§ PROVIDED MATERIAL
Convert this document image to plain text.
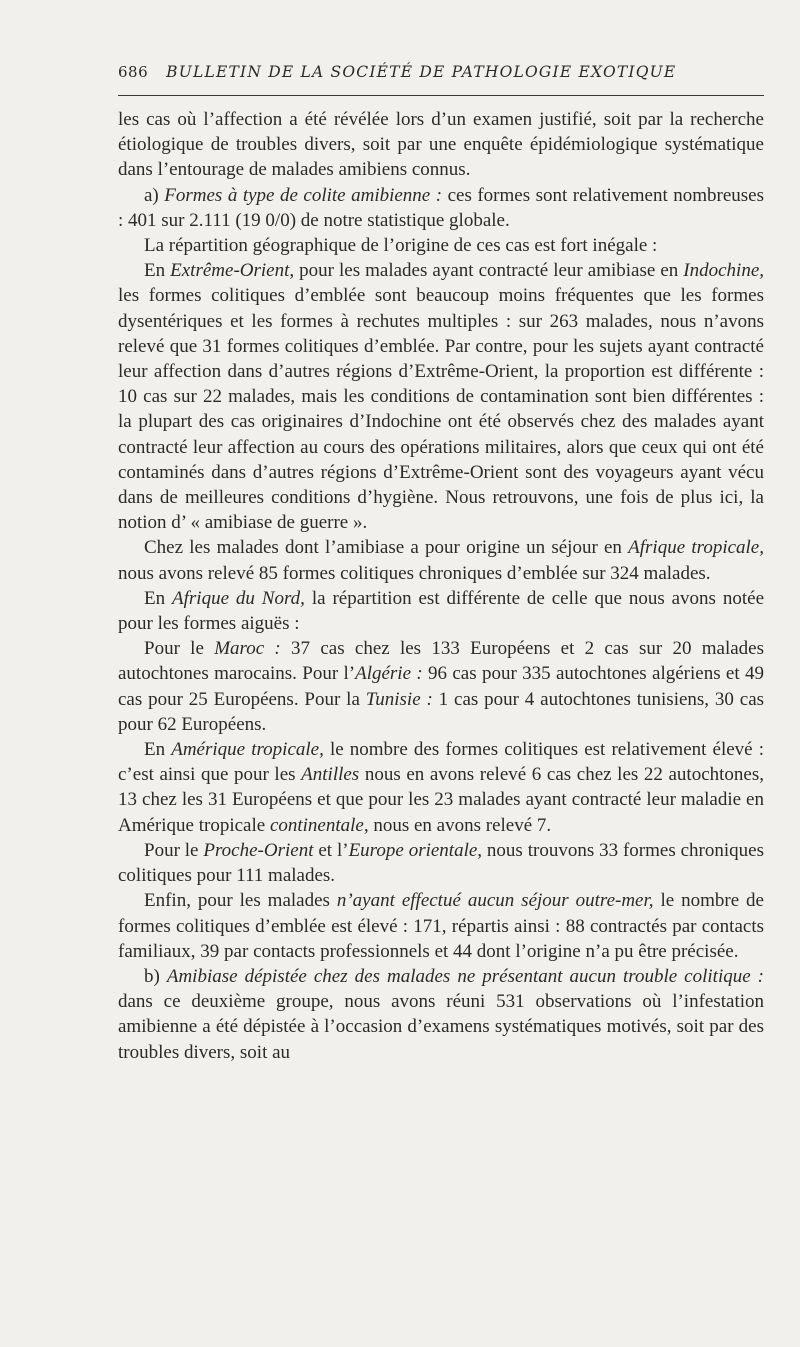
686 BULLETIN DE LA SOCIÉTÉ DE PATHOLOGIE EXOTIQUE

les cas où l’affection a été révélée lors d’un examen justifié, soit par la recherche étiologique de troubles divers, soit par une enquête épidémiologique systématique dans l’entourage de malades amibiens connus.

a) Formes à type de colite amibienne : ces formes sont relativement nombreuses : 401 sur 2.111 (19 0/0) de notre statistique globale.

La répartition géographique de l’origine de ces cas est fort inégale :

En Extrême-Orient, pour les malades ayant contracté leur amibiase en Indochine, les formes colitiques d’emblée sont beaucoup moins fréquentes que les formes dysentériques et les formes à rechutes multiples : sur 263 malades, nous n’avons relevé que 31 formes colitiques d’emblée. Par contre, pour les sujets ayant contracté leur affection dans d’autres régions d’Extrême-Orient, la proportion est différente : 10 cas sur 22 malades, mais les conditions de contamination sont bien différentes : la plupart des cas originaires d’Indochine ont été observés chez des malades ayant contracté leur affection au cours des opérations militaires, alors que ceux qui ont été contaminés dans d’autres régions d’Extrême-Orient sont des voyageurs ayant vécu dans de meilleures conditions d’hygiène. Nous retrouvons, une fois de plus ici, la notion d’ « amibiase de guerre ».

Chez les malades dont l’amibiase a pour origine un séjour en Afrique tropicale, nous avons relevé 85 formes colitiques chroniques d’emblée sur 324 malades.

En Afrique du Nord, la répartition est différente de celle que nous avons notée pour les formes aiguës :

Pour le Maroc : 37 cas chez les 133 Européens et 2 cas sur 20 malades autochtones marocains. Pour l’Algérie : 96 cas pour 335 autochtones algériens et 49 cas pour 25 Européens. Pour la Tunisie : 1 cas pour 4 autochtones tunisiens, 30 cas pour 62 Européens.

En Amérique tropicale, le nombre des formes colitiques est relativement élevé : c’est ainsi que pour les Antilles nous en avons relevé 6 cas chez les 22 autochtones, 13 chez les 31 Européens et que pour les 23 malades ayant contracté leur maladie en Amérique tropicale continentale, nous en avons relevé 7.

Pour le Proche-Orient et l’Europe orientale, nous trouvons 33 formes chroniques colitiques pour 111 malades.

Enfin, pour les malades n’ayant effectué aucun séjour outre-mer, le nombre de formes colitiques d’emblée est élevé : 171, répartis ainsi : 88 contractés par contacts familiaux, 39 par contacts professionnels et 44 dont l’origine n’a pu être précisée.

b) Amibiase dépistée chez des malades ne présentant aucun trouble colitique : dans ce deuxième groupe, nous avons réuni 531 observations où l’infestation amibienne a été dépistée à l’occasion d’examens systématiques motivés, soit par des troubles divers, soit au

§ WHAT THE TASK REQUIRES
Reproduce all of the data exactly; the pictures do not belong in the copy.

§ SOLVED PROBLEM
Convert this document image to plain text.
686 BULLETIN DE LA SOCIÉTÉ DE PATHOLOGIE EXOTIQUE

les cas où l’affection a été révélée lors d’un examen justifié, soit par la recherche étiologique de troubles divers, soit par une enquête épidémiologique systématique dans l’entourage de malades amibiens connus.

a) Formes à type de colite amibienne : ces formes sont relativement nombreuses : 401 sur 2.111 (19 0/0) de notre statistique globale.

La répartition géographique de l’origine de ces cas est fort inégale :

En Extrême-Orient, pour les malades ayant contracté leur amibiase en Indochine, les formes colitiques d’emblée sont beaucoup moins fréquentes que les formes dysentériques et les formes à rechutes multiples : sur 263 malades, nous n’avons relevé que 31 formes colitiques d’emblée. Par contre, pour les sujets ayant contracté leur affection dans d’autres régions d’Extrême-Orient, la proportion est différente : 10 cas sur 22 malades, mais les conditions de contamination sont bien différentes : la plupart des cas originaires d’Indochine ont été observés chez des malades ayant contracté leur affection au cours des opérations militaires, alors que ceux qui ont été contaminés dans d’autres régions d’Extrême-Orient sont des voyageurs ayant vécu dans de meilleures conditions d’hygiène. Nous retrouvons, une fois de plus ici, la notion d’ « amibiase de guerre ».

Chez les malades dont l’amibiase a pour origine un séjour en Afrique tropicale, nous avons relevé 85 formes colitiques chroniques d’emblée sur 324 malades.

En Afrique du Nord, la répartition est différente de celle que nous avons notée pour les formes aiguës :

Pour le Maroc : 37 cas chez les 133 Européens et 2 cas sur 20 malades autochtones marocains. Pour l’Algérie : 96 cas pour 335 autochtones algériens et 49 cas pour 25 Européens. Pour la Tunisie : 1 cas pour 4 autochtones tunisiens, 30 cas pour 62 Européens.

En Amérique tropicale, le nombre des formes colitiques est relativement élevé : c’est ainsi que pour les Antilles nous en avons relevé 6 cas chez les 22 autochtones, 13 chez les 31 Européens et que pour les 23 malades ayant contracté leur maladie en Amérique tropicale continentale, nous en avons relevé 7.

Pour le Proche-Orient et l’Europe orientale, nous trouvons 33 formes chroniques colitiques pour 111 malades.

Enfin, pour les malades n’ayant effectué aucun séjour outre-mer, le nombre de formes colitiques d’emblée est élevé : 171, répartis ainsi : 88 contractés par contacts familiaux, 39 par contacts professionnels et 44 dont l’origine n’a pu être précisée.

b) Amibiase dépistée chez des malades ne présentant aucun trouble colitique : dans ce deuxième groupe, nous avons réuni 531 observations où l’infestation amibienne a été dépistée à l’occasion d’examens systématiques motivés, soit par des troubles divers, soit au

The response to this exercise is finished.